* begin *

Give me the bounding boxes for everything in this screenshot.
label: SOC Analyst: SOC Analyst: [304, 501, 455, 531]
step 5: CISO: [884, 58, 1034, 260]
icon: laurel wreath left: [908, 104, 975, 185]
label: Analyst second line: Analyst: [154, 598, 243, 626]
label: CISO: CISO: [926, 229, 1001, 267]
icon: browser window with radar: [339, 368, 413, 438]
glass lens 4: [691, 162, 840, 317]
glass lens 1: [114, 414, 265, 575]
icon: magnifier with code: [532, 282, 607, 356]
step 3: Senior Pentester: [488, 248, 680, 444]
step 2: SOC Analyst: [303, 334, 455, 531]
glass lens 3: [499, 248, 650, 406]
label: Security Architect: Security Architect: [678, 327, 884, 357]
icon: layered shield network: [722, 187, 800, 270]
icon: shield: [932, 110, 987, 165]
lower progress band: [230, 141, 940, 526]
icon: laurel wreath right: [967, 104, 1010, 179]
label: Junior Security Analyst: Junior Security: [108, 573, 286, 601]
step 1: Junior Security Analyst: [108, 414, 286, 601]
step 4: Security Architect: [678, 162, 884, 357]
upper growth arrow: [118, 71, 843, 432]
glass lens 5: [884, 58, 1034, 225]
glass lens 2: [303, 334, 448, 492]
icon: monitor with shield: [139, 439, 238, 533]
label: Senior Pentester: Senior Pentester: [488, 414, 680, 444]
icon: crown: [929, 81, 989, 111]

* end *

Retype the listing above line for line, keeping every character unchanged.

■ **EXERCISE ANSWER**:
Give me the bounding boxes for everything in this screenshot.
label: SOC Analyst: SOC Analyst: [304, 501, 455, 531]
step 5: CISO: [884, 58, 1034, 260]
icon: laurel wreath left: [908, 104, 975, 185]
label: Analyst second line: Analyst: [154, 598, 243, 626]
label: CISO: CISO: [926, 229, 1001, 267]
icon: browser window with radar: [339, 368, 413, 438]
glass lens 4: [691, 162, 840, 317]
glass lens 1: [114, 414, 265, 575]
icon: magnifier with code: [532, 282, 607, 356]
step 3: Senior Pentester: [488, 248, 680, 444]
step 2: SOC Analyst: [303, 334, 455, 531]
glass lens 3: [499, 248, 650, 406]
label: Security Architect: Security Architect: [678, 327, 884, 357]
icon: layered shield network: [722, 187, 800, 270]
icon: shield: [932, 110, 987, 165]
lower progress band: [230, 141, 940, 526]
icon: laurel wreath right: [967, 104, 1010, 179]
label: Junior Security Analyst: Junior Security: [108, 573, 286, 601]
step 1: Junior Security Analyst: [108, 414, 286, 601]
step 4: Security Architect: [678, 162, 884, 357]
upper growth arrow: [118, 71, 843, 432]
glass lens 5: [884, 58, 1034, 225]
glass lens 2: [303, 334, 448, 492]
icon: monitor with shield: [139, 439, 238, 533]
label: Senior Pentester: Senior Pentester: [488, 414, 680, 444]
icon: crown: [929, 81, 989, 111]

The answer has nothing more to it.